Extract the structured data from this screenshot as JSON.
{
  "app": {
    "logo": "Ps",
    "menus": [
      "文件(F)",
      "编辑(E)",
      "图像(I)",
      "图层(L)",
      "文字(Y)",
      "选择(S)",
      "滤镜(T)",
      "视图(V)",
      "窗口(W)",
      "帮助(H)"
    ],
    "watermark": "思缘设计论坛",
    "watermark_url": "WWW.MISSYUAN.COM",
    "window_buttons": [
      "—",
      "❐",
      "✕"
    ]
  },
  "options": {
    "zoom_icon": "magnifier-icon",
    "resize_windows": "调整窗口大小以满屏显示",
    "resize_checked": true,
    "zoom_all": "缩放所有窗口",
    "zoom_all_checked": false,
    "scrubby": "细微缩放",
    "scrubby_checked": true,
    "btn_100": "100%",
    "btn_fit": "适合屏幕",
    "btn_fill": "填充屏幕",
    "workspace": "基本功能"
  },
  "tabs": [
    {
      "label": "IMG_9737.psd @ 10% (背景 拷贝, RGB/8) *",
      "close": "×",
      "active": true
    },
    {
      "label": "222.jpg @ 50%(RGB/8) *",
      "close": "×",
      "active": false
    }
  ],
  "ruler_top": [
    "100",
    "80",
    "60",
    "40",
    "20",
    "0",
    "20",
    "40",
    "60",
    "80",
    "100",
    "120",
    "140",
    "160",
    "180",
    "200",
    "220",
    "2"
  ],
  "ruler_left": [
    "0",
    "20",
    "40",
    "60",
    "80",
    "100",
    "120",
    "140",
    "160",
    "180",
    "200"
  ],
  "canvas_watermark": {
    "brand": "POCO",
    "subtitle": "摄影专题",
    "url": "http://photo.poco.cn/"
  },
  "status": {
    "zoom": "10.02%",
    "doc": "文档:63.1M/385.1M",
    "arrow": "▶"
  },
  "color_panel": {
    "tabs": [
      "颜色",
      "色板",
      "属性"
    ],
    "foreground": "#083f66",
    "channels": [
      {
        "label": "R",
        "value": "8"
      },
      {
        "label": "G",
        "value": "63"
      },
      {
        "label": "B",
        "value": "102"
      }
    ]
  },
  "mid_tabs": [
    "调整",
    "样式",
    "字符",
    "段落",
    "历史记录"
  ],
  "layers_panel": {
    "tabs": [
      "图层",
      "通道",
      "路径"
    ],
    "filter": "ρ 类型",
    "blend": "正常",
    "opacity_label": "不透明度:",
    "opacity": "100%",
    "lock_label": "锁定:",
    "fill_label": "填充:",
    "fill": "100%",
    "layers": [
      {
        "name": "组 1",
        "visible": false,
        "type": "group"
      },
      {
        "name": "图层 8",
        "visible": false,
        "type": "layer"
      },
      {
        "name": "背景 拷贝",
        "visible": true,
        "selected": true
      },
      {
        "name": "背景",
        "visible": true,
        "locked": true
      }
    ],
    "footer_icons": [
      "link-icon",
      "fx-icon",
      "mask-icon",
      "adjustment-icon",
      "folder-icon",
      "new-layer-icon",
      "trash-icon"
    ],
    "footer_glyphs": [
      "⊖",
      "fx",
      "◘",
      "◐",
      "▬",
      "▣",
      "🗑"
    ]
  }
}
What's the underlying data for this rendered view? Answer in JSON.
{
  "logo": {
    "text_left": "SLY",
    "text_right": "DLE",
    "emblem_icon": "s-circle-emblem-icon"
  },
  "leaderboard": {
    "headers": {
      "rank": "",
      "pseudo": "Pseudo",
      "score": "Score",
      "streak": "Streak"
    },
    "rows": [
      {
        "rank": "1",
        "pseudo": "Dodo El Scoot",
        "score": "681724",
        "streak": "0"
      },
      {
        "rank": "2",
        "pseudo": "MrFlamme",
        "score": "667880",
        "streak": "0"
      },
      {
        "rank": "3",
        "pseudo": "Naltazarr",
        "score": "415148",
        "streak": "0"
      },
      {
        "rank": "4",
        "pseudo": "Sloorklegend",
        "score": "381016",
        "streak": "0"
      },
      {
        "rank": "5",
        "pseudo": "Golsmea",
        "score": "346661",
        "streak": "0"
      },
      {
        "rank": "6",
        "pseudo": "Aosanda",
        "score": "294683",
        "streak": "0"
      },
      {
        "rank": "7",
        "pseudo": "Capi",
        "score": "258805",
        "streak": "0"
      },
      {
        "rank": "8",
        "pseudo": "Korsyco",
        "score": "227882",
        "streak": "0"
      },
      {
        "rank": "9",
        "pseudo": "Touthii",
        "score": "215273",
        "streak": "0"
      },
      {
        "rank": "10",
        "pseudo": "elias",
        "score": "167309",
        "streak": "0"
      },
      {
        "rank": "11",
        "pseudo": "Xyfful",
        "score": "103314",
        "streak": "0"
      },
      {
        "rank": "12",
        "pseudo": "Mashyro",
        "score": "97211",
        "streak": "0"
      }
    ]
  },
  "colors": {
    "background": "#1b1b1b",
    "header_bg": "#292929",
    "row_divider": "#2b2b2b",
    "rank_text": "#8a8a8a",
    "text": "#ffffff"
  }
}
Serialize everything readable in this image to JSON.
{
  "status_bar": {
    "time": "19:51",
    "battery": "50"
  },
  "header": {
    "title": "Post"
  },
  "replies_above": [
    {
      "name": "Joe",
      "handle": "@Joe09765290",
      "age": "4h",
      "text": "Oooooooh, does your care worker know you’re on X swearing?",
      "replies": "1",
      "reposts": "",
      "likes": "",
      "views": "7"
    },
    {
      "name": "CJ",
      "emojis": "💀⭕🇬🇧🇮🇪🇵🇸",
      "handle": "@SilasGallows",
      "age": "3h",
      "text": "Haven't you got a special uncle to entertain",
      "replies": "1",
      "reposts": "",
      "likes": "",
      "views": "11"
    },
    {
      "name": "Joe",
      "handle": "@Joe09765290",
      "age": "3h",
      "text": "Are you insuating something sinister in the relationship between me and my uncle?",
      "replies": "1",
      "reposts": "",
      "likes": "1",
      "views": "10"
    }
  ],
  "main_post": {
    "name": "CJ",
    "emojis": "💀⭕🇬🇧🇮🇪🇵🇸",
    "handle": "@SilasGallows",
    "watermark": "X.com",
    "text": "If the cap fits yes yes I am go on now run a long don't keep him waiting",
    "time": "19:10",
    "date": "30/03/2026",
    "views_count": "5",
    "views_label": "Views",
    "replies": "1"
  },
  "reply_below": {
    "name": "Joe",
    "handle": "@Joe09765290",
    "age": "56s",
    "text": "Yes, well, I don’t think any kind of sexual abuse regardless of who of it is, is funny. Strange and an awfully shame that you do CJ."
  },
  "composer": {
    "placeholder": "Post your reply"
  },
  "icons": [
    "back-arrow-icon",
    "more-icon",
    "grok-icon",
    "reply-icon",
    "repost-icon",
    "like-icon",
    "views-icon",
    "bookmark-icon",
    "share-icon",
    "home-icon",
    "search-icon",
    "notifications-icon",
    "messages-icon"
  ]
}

● **What to work on**
Restate all of the entries exactly, please.

● **Result of this task**
Extract the structured data from this screenshot as JSON.
{
  "app": {
    "logo": "Ps",
    "menus": [
      "文件(F)",
      "编辑(E)",
      "图像(I)",
      "图层(L)",
      "文字(Y)",
      "选择(S)",
      "滤镜(T)",
      "视图(V)",
      "窗口(W)",
      "帮助(H)"
    ],
    "watermark": "思缘设计论坛",
    "watermark_url": "WWW.MISSYUAN.COM",
    "window_buttons": [
      "—",
      "❐",
      "✕"
    ]
  },
  "options": {
    "zoom_icon": "magnifier-icon",
    "resize_windows": "调整窗口大小以满屏显示",
    "resize_checked": true,
    "zoom_all": "缩放所有窗口",
    "zoom_all_checked": false,
    "scrubby": "细微缩放",
    "scrubby_checked": true,
    "btn_100": "100%",
    "btn_fit": "适合屏幕",
    "btn_fill": "填充屏幕",
    "workspace": "基本功能"
  },
  "tabs": [
    {
      "label": "IMG_9737.psd @ 10% (背景 拷贝, RGB/8) *",
      "close": "×",
      "active": true
    },
    {
      "label": "222.jpg @ 50%(RGB/8) *",
      "close": "×",
      "active": false
    }
  ],
  "ruler_top": [
    "100",
    "80",
    "60",
    "40",
    "20",
    "0",
    "20",
    "40",
    "60",
    "80",
    "100",
    "120",
    "140",
    "160",
    "180",
    "200",
    "220",
    "2"
  ],
  "ruler_left": [
    "0",
    "20",
    "40",
    "60",
    "80",
    "100",
    "120",
    "140",
    "160",
    "180",
    "200"
  ],
  "canvas_watermark": {
    "brand": "POCO",
    "subtitle": "摄影专题",
    "url": "http://photo.poco.cn/"
  },
  "status": {
    "zoom": "10.02%",
    "doc": "文档:63.1M/385.1M",
    "arrow": "▶"
  },
  "color_panel": {
    "tabs": [
      "颜色",
      "色板",
      "属性"
    ],
    "foreground": "#083f66",
    "channels": [
      {
        "label": "R",
        "value": "8"
      },
      {
        "label": "G",
        "value": "63"
      },
      {
        "label": "B",
        "value": "102"
      }
    ]
  },
  "mid_tabs": [
    "调整",
    "样式",
    "字符",
    "段落",
    "历史记录"
  ],
  "layers_panel": {
    "tabs": [
      "图层",
      "通道",
      "路径"
    ],
    "filter": "ρ 类型",
    "blend": "正常",
    "opacity_label": "不透明度:",
    "opacity": "100%",
    "lock_label": "锁定:",
    "fill_label": "填充:",
    "fill": "100%",
    "layers": [
      {
        "name": "组 1",
        "visible": false,
        "type": "group"
      },
      {
        "name": "图层 8",
        "visible": false,
        "type": "layer"
      },
      {
        "name": "背景 拷贝",
        "visible": true,
        "selected": true
      },
      {
        "name": "背景",
        "visible": true,
        "locked": true
      }
    ],
    "footer_icons": [
      "link-icon",
      "fx-icon",
      "mask-icon",
      "adjustment-icon",
      "folder-icon",
      "new-layer-icon",
      "trash-icon"
    ],
    "footer_glyphs": [
      "⊖",
      "fx",
      "◘",
      "◐",
      "▬",
      "▣",
      "🗑"
    ]
  }
}
What's the underlying data for this rendered view? Answer in JSON.
{
  "logo": {
    "text_left": "SLY",
    "text_right": "DLE",
    "emblem_icon": "s-circle-emblem-icon"
  },
  "leaderboard": {
    "headers": {
      "rank": "",
      "pseudo": "Pseudo",
      "score": "Score",
      "streak": "Streak"
    },
    "rows": [
      {
        "rank": "1",
        "pseudo": "Dodo El Scoot",
        "score": "681724",
        "streak": "0"
      },
      {
        "rank": "2",
        "pseudo": "MrFlamme",
        "score": "667880",
        "streak": "0"
      },
      {
        "rank": "3",
        "pseudo": "Naltazarr",
        "score": "415148",
        "streak": "0"
      },
      {
        "rank": "4",
        "pseudo": "Sloorklegend",
        "score": "381016",
        "streak": "0"
      },
      {
        "rank": "5",
        "pseudo": "Golsmea",
        "score": "346661",
        "streak": "0"
      },
      {
        "rank": "6",
        "pseudo": "Aosanda",
        "score": "294683",
        "streak": "0"
      },
      {
        "rank": "7",
        "pseudo": "Capi",
        "score": "258805",
        "streak": "0"
      },
      {
        "rank": "8",
        "pseudo": "Korsyco",
        "score": "227882",
        "streak": "0"
      },
      {
        "rank": "9",
        "pseudo": "Touthii",
        "score": "215273",
        "streak": "0"
      },
      {
        "rank": "10",
        "pseudo": "elias",
        "score": "167309",
        "streak": "0"
      },
      {
        "rank": "11",
        "pseudo": "Xyfful",
        "score": "103314",
        "streak": "0"
      },
      {
        "rank": "12",
        "pseudo": "Mashyro",
        "score": "97211",
        "streak": "0"
      }
    ]
  },
  "colors": {
    "background": "#1b1b1b",
    "header_bg": "#292929",
    "row_divider": "#2b2b2b",
    "rank_text": "#8a8a8a",
    "text": "#ffffff"
  }
}
Serialize everything readable in this image to JSON.
{
  "status_bar": {
    "time": "19:51",
    "battery": "50"
  },
  "header": {
    "title": "Post"
  },
  "replies_above": [
    {
      "name": "Joe",
      "handle": "@Joe09765290",
      "age": "4h",
      "text": "Oooooooh, does your care worker know you’re on X swearing?",
      "replies": "1",
      "reposts": "",
      "likes": "",
      "views": "7"
    },
    {
      "name": "CJ",
      "emojis": "💀⭕🇬🇧🇮🇪🇵🇸",
      "handle": "@SilasGallows",
      "age": "3h",
      "text": "Haven't you got a special uncle to entertain",
      "replies": "1",
      "reposts": "",
      "likes": "",
      "views": "11"
    },
    {
      "name": "Joe",
      "handle": "@Joe09765290",
      "age": "3h",
      "text": "Are you insuating something sinister in the relationship between me and my uncle?",
      "replies": "1",
      "reposts": "",
      "likes": "1",
      "views": "10"
    }
  ],
  "main_post": {
    "name": "CJ",
    "emojis": "💀⭕🇬🇧🇮🇪🇵🇸",
    "handle": "@SilasGallows",
    "watermark": "X.com",
    "text": "If the cap fits yes yes I am go on now run a long don't keep him waiting",
    "time": "19:10",
    "date": "30/03/2026",
    "views_count": "5",
    "views_label": "Views",
    "replies": "1"
  },
  "reply_below": {
    "name": "Joe",
    "handle": "@Joe09765290",
    "age": "56s",
    "text": "Yes, well, I don’t think any kind of sexual abuse regardless of who of it is, is funny. Strange and an awfully shame that you do CJ."
  },
  "composer": {
    "placeholder": "Post your reply"
  },
  "icons": [
    "back-arrow-icon",
    "more-icon",
    "grok-icon",
    "reply-icon",
    "repost-icon",
    "like-icon",
    "views-icon",
    "bookmark-icon",
    "share-icon",
    "home-icon",
    "search-icon",
    "notifications-icon",
    "messages-icon"
  ]
}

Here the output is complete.